### Provided information ###

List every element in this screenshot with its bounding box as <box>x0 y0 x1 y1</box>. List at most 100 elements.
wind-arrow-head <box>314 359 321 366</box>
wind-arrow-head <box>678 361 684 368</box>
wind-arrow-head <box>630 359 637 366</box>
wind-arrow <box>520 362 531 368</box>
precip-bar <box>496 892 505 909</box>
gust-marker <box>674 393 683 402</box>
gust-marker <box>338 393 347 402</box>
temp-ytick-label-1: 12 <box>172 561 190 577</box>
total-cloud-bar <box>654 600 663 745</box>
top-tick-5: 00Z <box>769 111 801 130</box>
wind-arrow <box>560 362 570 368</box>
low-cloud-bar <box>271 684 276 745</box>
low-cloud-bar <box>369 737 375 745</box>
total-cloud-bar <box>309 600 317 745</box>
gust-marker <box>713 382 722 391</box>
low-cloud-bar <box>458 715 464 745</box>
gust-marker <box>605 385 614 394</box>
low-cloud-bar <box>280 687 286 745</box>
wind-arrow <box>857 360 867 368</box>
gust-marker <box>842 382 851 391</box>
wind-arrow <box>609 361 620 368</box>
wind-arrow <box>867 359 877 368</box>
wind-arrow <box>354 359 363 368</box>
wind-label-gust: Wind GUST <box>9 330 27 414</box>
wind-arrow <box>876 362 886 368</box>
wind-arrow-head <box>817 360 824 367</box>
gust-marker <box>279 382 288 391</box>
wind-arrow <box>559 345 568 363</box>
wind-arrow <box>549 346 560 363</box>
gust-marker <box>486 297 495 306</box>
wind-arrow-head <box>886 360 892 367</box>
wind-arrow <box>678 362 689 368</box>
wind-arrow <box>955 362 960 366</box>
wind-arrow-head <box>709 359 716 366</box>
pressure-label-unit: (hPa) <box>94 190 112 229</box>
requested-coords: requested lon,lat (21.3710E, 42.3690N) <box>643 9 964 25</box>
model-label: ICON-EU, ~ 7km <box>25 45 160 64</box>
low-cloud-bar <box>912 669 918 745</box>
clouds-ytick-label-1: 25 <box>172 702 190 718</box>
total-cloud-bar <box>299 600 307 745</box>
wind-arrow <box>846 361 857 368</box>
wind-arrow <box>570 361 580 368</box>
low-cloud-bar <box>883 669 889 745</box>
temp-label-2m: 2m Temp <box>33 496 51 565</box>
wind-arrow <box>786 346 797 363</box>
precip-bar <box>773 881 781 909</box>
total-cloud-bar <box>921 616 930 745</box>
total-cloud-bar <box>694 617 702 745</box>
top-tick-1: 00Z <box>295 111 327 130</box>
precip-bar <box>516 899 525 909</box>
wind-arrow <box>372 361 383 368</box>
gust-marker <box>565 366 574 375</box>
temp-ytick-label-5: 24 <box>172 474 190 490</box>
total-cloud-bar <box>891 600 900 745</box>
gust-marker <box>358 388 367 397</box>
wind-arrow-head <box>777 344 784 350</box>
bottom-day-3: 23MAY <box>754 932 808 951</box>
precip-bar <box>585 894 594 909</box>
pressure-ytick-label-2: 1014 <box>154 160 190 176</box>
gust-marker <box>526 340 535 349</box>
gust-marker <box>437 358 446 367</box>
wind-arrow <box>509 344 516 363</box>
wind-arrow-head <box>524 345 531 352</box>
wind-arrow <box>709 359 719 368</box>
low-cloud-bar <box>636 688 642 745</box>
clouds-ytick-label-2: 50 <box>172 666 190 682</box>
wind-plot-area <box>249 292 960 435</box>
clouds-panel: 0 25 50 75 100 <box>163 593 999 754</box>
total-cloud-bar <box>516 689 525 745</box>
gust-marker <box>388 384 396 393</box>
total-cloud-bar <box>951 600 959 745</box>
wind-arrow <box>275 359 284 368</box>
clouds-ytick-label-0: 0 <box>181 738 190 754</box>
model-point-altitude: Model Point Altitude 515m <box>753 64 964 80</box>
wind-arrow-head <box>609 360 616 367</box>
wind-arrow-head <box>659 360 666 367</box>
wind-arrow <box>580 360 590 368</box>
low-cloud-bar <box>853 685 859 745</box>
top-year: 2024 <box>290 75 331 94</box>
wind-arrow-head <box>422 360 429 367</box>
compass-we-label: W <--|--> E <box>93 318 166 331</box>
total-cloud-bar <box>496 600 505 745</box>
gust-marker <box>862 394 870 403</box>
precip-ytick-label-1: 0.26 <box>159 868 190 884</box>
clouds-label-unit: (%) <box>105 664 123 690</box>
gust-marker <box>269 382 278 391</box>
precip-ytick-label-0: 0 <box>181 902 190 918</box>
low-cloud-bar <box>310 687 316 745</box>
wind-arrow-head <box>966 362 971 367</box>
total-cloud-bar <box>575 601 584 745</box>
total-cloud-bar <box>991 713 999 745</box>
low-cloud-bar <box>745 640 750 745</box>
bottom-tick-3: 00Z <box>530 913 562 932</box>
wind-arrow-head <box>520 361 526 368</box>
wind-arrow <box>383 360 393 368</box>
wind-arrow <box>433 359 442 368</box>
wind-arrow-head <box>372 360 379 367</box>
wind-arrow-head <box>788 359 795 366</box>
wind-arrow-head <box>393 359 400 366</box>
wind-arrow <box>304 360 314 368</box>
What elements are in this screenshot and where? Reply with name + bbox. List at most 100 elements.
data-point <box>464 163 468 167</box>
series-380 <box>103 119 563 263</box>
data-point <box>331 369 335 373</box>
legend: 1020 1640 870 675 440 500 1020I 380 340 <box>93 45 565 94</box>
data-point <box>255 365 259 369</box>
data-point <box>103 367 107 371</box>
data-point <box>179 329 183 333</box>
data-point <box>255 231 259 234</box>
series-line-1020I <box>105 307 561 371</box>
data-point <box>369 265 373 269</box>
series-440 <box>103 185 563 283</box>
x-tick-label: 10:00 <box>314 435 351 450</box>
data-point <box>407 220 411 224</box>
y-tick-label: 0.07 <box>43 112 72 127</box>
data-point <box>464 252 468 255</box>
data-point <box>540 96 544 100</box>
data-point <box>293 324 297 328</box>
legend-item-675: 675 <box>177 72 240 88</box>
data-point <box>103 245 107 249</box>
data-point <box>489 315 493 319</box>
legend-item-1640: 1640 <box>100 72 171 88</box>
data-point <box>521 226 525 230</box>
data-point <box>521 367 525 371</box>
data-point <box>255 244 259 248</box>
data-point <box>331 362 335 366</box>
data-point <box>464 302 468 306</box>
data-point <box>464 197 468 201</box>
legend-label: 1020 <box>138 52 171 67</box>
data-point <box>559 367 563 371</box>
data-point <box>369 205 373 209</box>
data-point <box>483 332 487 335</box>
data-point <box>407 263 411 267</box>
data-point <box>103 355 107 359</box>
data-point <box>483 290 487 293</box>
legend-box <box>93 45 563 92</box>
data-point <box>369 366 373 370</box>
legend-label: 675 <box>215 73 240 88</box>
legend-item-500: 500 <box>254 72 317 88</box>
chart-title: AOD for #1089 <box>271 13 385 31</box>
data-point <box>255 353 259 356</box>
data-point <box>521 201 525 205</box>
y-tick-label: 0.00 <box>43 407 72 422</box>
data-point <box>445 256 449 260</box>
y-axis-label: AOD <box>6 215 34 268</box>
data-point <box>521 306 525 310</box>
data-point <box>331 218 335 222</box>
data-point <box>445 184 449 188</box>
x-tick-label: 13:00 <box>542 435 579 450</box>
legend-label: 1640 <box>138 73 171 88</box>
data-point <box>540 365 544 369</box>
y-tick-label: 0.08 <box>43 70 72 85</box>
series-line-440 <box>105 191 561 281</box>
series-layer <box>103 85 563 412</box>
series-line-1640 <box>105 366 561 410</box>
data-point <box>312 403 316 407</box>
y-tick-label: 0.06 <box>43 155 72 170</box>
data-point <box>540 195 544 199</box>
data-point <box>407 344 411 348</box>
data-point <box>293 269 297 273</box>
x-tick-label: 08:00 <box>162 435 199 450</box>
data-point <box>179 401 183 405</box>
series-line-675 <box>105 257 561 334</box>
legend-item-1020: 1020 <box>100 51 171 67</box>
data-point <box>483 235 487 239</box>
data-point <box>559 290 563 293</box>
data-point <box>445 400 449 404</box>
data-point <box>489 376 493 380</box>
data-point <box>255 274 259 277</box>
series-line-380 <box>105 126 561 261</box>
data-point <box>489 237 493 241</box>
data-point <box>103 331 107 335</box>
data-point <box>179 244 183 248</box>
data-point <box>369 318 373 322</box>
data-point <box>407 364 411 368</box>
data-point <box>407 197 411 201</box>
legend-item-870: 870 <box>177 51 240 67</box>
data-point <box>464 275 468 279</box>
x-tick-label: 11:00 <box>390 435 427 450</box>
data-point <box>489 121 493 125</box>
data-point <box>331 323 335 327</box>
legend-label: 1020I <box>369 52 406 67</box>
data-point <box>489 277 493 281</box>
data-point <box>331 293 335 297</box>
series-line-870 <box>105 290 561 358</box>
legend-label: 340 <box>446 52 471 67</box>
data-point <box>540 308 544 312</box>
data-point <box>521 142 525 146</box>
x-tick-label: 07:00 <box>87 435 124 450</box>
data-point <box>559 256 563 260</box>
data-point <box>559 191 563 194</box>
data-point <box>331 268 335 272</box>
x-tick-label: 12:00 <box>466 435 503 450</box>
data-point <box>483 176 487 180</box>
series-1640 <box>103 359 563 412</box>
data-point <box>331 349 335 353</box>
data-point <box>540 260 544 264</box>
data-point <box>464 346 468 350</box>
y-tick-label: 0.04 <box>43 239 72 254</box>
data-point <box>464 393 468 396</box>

###

What you will do>
Write out the data starting at its first line and ending at the line that contains "temp-ytick-label-5: 24 <box>172", reproducing every line in that span exactly.

Response to this task>
List every element in this screenshot with its bounding box as <box>x0 y0 x1 y1</box>. List at most 100 elements.
wind-arrow-head <box>314 359 321 366</box>
wind-arrow-head <box>678 361 684 368</box>
wind-arrow-head <box>630 359 637 366</box>
wind-arrow <box>520 362 531 368</box>
precip-bar <box>496 892 505 909</box>
gust-marker <box>674 393 683 402</box>
gust-marker <box>338 393 347 402</box>
temp-ytick-label-1: 12 <box>172 561 190 577</box>
total-cloud-bar <box>654 600 663 745</box>
top-tick-5: 00Z <box>769 111 801 130</box>
wind-arrow <box>560 362 570 368</box>
low-cloud-bar <box>271 684 276 745</box>
low-cloud-bar <box>369 737 375 745</box>
total-cloud-bar <box>309 600 317 745</box>
gust-marker <box>713 382 722 391</box>
low-cloud-bar <box>458 715 464 745</box>
gust-marker <box>605 385 614 394</box>
low-cloud-bar <box>280 687 286 745</box>
wind-arrow <box>857 360 867 368</box>
gust-marker <box>842 382 851 391</box>
wind-arrow <box>609 361 620 368</box>
wind-arrow <box>867 359 877 368</box>
wind-arrow <box>354 359 363 368</box>
wind-label-gust: Wind GUST <box>9 330 27 414</box>
wind-arrow <box>876 362 886 368</box>
wind-arrow-head <box>817 360 824 367</box>
gust-marker <box>279 382 288 391</box>
wind-arrow <box>559 345 568 363</box>
wind-arrow <box>549 346 560 363</box>
gust-marker <box>486 297 495 306</box>
wind-arrow-head <box>886 360 892 367</box>
wind-arrow <box>678 362 689 368</box>
wind-arrow <box>955 362 960 366</box>
wind-arrow-head <box>709 359 716 366</box>
pressure-label-unit: (hPa) <box>94 190 112 229</box>
requested-coords: requested lon,lat (21.3710E, 42.3690N) <box>643 9 964 25</box>
model-label: ICON-EU, ~ 7km <box>25 45 160 64</box>
low-cloud-bar <box>912 669 918 745</box>
clouds-ytick-label-1: 25 <box>172 702 190 718</box>
total-cloud-bar <box>299 600 307 745</box>
wind-arrow <box>846 361 857 368</box>
wind-arrow <box>570 361 580 368</box>
low-cloud-bar <box>883 669 889 745</box>
temp-label-2m: 2m Temp <box>33 496 51 565</box>
wind-arrow <box>786 346 797 363</box>
precip-bar <box>773 881 781 909</box>
total-cloud-bar <box>921 616 930 745</box>
total-cloud-bar <box>694 617 702 745</box>
top-tick-1: 00Z <box>295 111 327 130</box>
precip-bar <box>516 899 525 909</box>
wind-arrow <box>372 361 383 368</box>
gust-marker <box>565 366 574 375</box>
temp-ytick-label-5: 24 <box>172 474 190 490</box>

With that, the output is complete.